Task prompt:
Skip the pictures and repeat each line of the data exactly.

Exercise material:
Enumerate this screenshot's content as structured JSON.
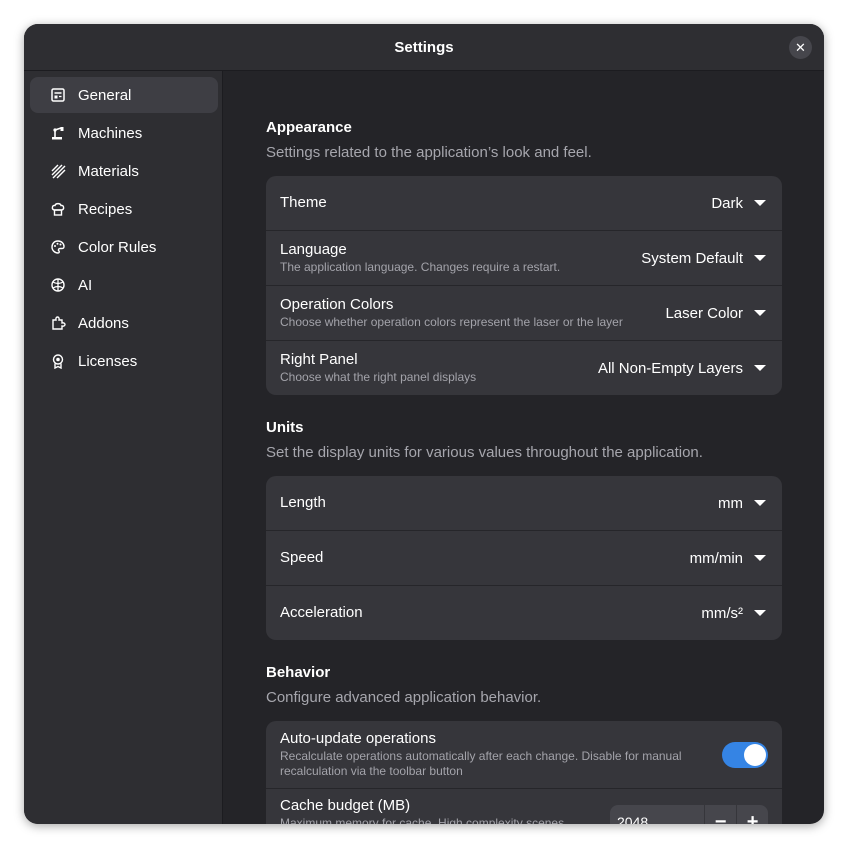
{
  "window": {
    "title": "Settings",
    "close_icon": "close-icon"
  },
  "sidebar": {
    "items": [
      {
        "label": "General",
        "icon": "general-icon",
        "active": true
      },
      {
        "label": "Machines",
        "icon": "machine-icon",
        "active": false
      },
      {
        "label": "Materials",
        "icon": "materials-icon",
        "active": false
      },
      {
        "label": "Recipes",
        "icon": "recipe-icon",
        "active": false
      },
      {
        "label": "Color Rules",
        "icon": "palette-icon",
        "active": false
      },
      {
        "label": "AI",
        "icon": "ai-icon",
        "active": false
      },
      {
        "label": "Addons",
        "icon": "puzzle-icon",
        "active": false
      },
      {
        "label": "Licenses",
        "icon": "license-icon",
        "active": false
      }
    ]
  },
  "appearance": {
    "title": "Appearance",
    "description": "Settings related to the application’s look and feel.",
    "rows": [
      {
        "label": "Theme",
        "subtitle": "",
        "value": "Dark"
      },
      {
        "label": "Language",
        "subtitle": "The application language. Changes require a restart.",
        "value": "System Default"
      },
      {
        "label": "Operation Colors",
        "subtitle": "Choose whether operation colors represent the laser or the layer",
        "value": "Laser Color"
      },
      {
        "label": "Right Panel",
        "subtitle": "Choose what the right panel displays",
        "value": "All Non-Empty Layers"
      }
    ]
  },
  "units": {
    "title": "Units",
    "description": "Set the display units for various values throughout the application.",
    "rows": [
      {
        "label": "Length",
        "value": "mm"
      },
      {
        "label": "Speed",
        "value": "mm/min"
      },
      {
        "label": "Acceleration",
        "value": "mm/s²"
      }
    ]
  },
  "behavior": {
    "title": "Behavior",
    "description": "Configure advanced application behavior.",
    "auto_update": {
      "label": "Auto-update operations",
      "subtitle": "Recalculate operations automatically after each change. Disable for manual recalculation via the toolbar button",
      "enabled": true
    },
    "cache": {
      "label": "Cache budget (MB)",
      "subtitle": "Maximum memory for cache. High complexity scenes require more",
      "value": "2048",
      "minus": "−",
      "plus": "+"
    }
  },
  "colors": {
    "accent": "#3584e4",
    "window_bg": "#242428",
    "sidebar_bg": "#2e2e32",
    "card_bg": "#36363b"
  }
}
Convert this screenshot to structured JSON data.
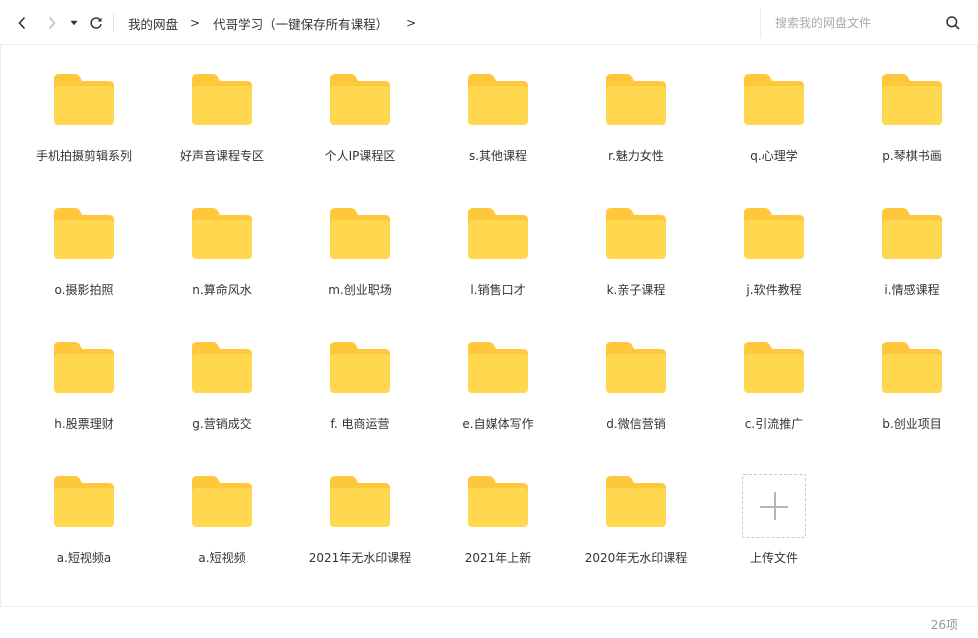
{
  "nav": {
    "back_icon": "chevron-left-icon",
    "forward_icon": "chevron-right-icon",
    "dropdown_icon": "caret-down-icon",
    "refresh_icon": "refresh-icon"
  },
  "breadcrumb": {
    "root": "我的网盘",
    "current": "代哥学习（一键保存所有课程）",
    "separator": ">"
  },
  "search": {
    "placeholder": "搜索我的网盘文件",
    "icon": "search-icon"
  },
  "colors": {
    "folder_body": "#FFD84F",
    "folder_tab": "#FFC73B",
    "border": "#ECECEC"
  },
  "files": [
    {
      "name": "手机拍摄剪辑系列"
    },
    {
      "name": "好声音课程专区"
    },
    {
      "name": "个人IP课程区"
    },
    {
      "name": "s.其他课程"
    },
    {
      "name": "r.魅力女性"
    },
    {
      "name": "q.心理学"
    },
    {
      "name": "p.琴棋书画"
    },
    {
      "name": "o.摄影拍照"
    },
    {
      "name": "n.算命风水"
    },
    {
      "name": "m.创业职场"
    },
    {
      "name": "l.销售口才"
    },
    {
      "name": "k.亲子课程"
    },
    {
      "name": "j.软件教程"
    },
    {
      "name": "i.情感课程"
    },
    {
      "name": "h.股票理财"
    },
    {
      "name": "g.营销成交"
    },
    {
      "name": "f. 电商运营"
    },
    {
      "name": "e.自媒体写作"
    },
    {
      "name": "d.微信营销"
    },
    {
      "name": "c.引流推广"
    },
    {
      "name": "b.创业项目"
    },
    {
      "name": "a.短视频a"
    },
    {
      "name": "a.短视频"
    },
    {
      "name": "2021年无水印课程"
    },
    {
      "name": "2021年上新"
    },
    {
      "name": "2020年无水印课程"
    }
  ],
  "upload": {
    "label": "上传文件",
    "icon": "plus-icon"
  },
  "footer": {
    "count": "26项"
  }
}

Full answer:
Enumerate this screenshot's content as structured JSON.
{
  "window": {
    "title": "Settings",
    "close_icon": "close-icon"
  },
  "sidebar": {
    "items": [
      {
        "label": "General",
        "icon": "general-icon",
        "active": true
      },
      {
        "label": "Machines",
        "icon": "machine-icon",
        "active": false
      },
      {
        "label": "Materials",
        "icon": "materials-icon",
        "active": false
      },
      {
        "label": "Recipes",
        "icon": "recipe-icon",
        "active": false
      },
      {
        "label": "Color Rules",
        "icon": "palette-icon",
        "active": false
      },
      {
        "label": "AI",
        "icon": "ai-icon",
        "active": false
      },
      {
        "label": "Addons",
        "icon": "puzzle-icon",
        "active": false
      },
      {
        "label": "Licenses",
        "icon": "license-icon",
        "active": false
      }
    ]
  },
  "appearance": {
    "title": "Appearance",
    "description": "Settings related to the application’s look and feel.",
    "rows": [
      {
        "label": "Theme",
        "subtitle": "",
        "value": "Dark"
      },
      {
        "label": "Language",
        "subtitle": "The application language. Changes require a restart.",
        "value": "System Default"
      },
      {
        "label": "Operation Colors",
        "subtitle": "Choose whether operation colors represent the laser or the layer",
        "value": "Laser Color"
      },
      {
        "label": "Right Panel",
        "subtitle": "Choose what the right panel displays",
        "value": "All Non-Empty Layers"
      }
    ]
  },
  "units": {
    "title": "Units",
    "description": "Set the display units for various values throughout the application.",
    "rows": [
      {
        "label": "Length",
        "value": "mm"
      },
      {
        "label": "Speed",
        "value": "mm/min"
      },
      {
        "label": "Acceleration",
        "value": "mm/s²"
      }
    ]
  },
  "behavior": {
    "title": "Behavior",
    "description": "Configure advanced application behavior.",
    "auto_update": {
      "label": "Auto-update operations",
      "subtitle": "Recalculate operations automatically after each change. Disable for manual recalculation via the toolbar button",
      "enabled": true
    },
    "cache": {
      "label": "Cache budget (MB)",
      "subtitle": "Maximum memory for cache. High complexity scenes require more",
      "value": "2048",
      "minus": "−",
      "plus": "+"
    }
  },
  "colors": {
    "accent": "#3584e4",
    "window_bg": "#242428",
    "sidebar_bg": "#2e2e32",
    "card_bg": "#36363b"
  }
}
Convert this screenshot to structured JSON data.
{
  "nav": {
    "back_icon": "chevron-left-icon",
    "forward_icon": "chevron-right-icon",
    "dropdown_icon": "caret-down-icon",
    "refresh_icon": "refresh-icon"
  },
  "breadcrumb": {
    "root": "我的网盘",
    "current": "代哥学习（一键保存所有课程）",
    "separator": ">"
  },
  "search": {
    "placeholder": "搜索我的网盘文件",
    "icon": "search-icon"
  },
  "colors": {
    "folder_body": "#FFD84F",
    "folder_tab": "#FFC73B",
    "border": "#ECECEC"
  },
  "files": [
    {
      "name": "手机拍摄剪辑系列"
    },
    {
      "name": "好声音课程专区"
    },
    {
      "name": "个人IP课程区"
    },
    {
      "name": "s.其他课程"
    },
    {
      "name": "r.魅力女性"
    },
    {
      "name": "q.心理学"
    },
    {
      "name": "p.琴棋书画"
    },
    {
      "name": "o.摄影拍照"
    },
    {
      "name": "n.算命风水"
    },
    {
      "name": "m.创业职场"
    },
    {
      "name": "l.销售口才"
    },
    {
      "name": "k.亲子课程"
    },
    {
      "name": "j.软件教程"
    },
    {
      "name": "i.情感课程"
    },
    {
      "name": "h.股票理财"
    },
    {
      "name": "g.营销成交"
    },
    {
      "name": "f. 电商运营"
    },
    {
      "name": "e.自媒体写作"
    },
    {
      "name": "d.微信营销"
    },
    {
      "name": "c.引流推广"
    },
    {
      "name": "b.创业项目"
    },
    {
      "name": "a.短视频a"
    },
    {
      "name": "a.短视频"
    },
    {
      "name": "2021年无水印课程"
    },
    {
      "name": "2021年上新"
    },
    {
      "name": "2020年无水印课程"
    }
  ],
  "upload": {
    "label": "上传文件",
    "icon": "plus-icon"
  },
  "footer": {
    "count": "26项"
  }
}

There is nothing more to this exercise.